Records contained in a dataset
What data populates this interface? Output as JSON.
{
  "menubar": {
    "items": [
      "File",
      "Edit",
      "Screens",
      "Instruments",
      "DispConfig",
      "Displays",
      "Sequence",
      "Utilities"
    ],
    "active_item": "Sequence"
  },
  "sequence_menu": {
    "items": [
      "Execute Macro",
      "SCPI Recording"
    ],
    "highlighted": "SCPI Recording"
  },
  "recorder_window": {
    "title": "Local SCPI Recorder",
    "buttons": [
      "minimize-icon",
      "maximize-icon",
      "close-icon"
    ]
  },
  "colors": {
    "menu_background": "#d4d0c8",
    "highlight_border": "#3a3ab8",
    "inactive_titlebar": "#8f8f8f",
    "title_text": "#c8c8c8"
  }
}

Exercise task: Each line above that holds the string "Recording" should be copied and shown.

In response:
      "SCPI Recording"
    "highlighted": "SCPI Recording"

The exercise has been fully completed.